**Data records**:
[Start]

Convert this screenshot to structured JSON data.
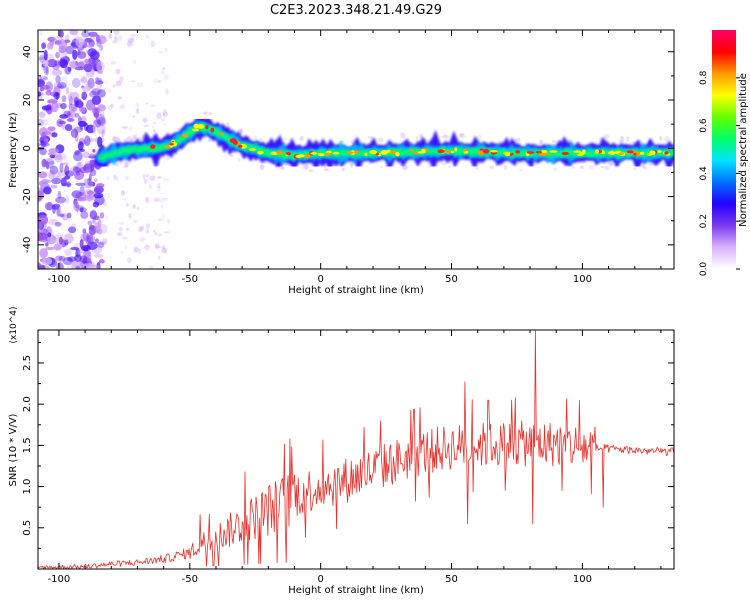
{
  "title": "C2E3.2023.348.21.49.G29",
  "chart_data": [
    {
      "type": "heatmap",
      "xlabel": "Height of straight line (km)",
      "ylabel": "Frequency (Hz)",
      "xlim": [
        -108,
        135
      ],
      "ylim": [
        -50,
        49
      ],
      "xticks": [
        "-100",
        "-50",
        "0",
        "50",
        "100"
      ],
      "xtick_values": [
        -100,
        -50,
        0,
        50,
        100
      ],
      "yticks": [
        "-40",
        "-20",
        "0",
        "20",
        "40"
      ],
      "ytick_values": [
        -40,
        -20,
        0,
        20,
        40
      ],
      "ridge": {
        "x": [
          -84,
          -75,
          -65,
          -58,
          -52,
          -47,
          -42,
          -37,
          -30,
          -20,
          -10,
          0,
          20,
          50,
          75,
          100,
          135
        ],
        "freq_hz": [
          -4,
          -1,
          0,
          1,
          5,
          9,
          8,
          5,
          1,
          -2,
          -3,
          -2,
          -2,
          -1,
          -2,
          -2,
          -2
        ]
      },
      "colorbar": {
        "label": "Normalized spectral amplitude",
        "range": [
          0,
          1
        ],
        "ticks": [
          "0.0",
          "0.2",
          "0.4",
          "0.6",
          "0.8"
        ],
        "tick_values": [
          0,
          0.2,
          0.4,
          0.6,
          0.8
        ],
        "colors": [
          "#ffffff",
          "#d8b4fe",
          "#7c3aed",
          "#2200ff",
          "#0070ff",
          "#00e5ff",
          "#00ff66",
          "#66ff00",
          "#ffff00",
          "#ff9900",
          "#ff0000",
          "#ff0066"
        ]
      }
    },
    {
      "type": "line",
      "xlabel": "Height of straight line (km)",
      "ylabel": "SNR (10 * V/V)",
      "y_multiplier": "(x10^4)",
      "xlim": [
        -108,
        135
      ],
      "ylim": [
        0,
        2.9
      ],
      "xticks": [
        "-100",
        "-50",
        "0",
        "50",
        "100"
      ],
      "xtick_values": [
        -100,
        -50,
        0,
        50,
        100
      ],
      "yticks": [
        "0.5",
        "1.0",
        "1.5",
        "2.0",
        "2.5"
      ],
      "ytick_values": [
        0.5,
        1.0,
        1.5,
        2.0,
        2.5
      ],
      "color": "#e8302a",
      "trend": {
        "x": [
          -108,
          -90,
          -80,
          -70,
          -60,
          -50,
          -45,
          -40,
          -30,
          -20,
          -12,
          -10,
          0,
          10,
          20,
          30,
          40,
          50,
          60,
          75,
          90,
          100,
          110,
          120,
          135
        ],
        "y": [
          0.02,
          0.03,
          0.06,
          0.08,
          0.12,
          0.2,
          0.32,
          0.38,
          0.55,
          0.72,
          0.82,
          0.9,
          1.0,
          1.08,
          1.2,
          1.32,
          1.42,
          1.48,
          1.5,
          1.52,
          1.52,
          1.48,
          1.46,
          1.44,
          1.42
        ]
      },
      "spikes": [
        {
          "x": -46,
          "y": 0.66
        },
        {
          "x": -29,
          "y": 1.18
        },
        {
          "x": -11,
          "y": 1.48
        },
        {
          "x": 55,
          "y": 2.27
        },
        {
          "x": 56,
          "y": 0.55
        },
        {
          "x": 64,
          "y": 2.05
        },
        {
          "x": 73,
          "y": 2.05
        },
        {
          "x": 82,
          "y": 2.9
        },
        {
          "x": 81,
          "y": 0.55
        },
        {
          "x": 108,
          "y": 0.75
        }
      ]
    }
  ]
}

[End]

**PROBLEM DETAILS**: Write the listing above out again exactly, dropping each image.

**REPLY**:
Convert this screenshot to structured JSON data.
{
  "title": "C2E3.2023.348.21.49.G29",
  "chart_data": [
    {
      "type": "heatmap",
      "xlabel": "Height of straight line (km)",
      "ylabel": "Frequency (Hz)",
      "xlim": [
        -108,
        135
      ],
      "ylim": [
        -50,
        49
      ],
      "xticks": [
        "-100",
        "-50",
        "0",
        "50",
        "100"
      ],
      "xtick_values": [
        -100,
        -50,
        0,
        50,
        100
      ],
      "yticks": [
        "-40",
        "-20",
        "0",
        "20",
        "40"
      ],
      "ytick_values": [
        -40,
        -20,
        0,
        20,
        40
      ],
      "ridge": {
        "x": [
          -84,
          -75,
          -65,
          -58,
          -52,
          -47,
          -42,
          -37,
          -30,
          -20,
          -10,
          0,
          20,
          50,
          75,
          100,
          135
        ],
        "freq_hz": [
          -4,
          -1,
          0,
          1,
          5,
          9,
          8,
          5,
          1,
          -2,
          -3,
          -2,
          -2,
          -1,
          -2,
          -2,
          -2
        ]
      },
      "colorbar": {
        "label": "Normalized spectral amplitude",
        "range": [
          0,
          1
        ],
        "ticks": [
          "0.0",
          "0.2",
          "0.4",
          "0.6",
          "0.8"
        ],
        "tick_values": [
          0,
          0.2,
          0.4,
          0.6,
          0.8
        ],
        "colors": [
          "#ffffff",
          "#d8b4fe",
          "#7c3aed",
          "#2200ff",
          "#0070ff",
          "#00e5ff",
          "#00ff66",
          "#66ff00",
          "#ffff00",
          "#ff9900",
          "#ff0000",
          "#ff0066"
        ]
      }
    },
    {
      "type": "line",
      "xlabel": "Height of straight line (km)",
      "ylabel": "SNR (10 * V/V)",
      "y_multiplier": "(x10^4)",
      "xlim": [
        -108,
        135
      ],
      "ylim": [
        0,
        2.9
      ],
      "xticks": [
        "-100",
        "-50",
        "0",
        "50",
        "100"
      ],
      "xtick_values": [
        -100,
        -50,
        0,
        50,
        100
      ],
      "yticks": [
        "0.5",
        "1.0",
        "1.5",
        "2.0",
        "2.5"
      ],
      "ytick_values": [
        0.5,
        1.0,
        1.5,
        2.0,
        2.5
      ],
      "color": "#e8302a",
      "trend": {
        "x": [
          -108,
          -90,
          -80,
          -70,
          -60,
          -50,
          -45,
          -40,
          -30,
          -20,
          -12,
          -10,
          0,
          10,
          20,
          30,
          40,
          50,
          60,
          75,
          90,
          100,
          110,
          120,
          135
        ],
        "y": [
          0.02,
          0.03,
          0.06,
          0.08,
          0.12,
          0.2,
          0.32,
          0.38,
          0.55,
          0.72,
          0.82,
          0.9,
          1.0,
          1.08,
          1.2,
          1.32,
          1.42,
          1.48,
          1.5,
          1.52,
          1.52,
          1.48,
          1.46,
          1.44,
          1.42
        ]
      },
      "spikes": [
        {
          "x": -46,
          "y": 0.66
        },
        {
          "x": -29,
          "y": 1.18
        },
        {
          "x": -11,
          "y": 1.48
        },
        {
          "x": 55,
          "y": 2.27
        },
        {
          "x": 56,
          "y": 0.55
        },
        {
          "x": 64,
          "y": 2.05
        },
        {
          "x": 73,
          "y": 2.05
        },
        {
          "x": 82,
          "y": 2.9
        },
        {
          "x": 81,
          "y": 0.55
        },
        {
          "x": 108,
          "y": 0.75
        }
      ]
    }
  ]
}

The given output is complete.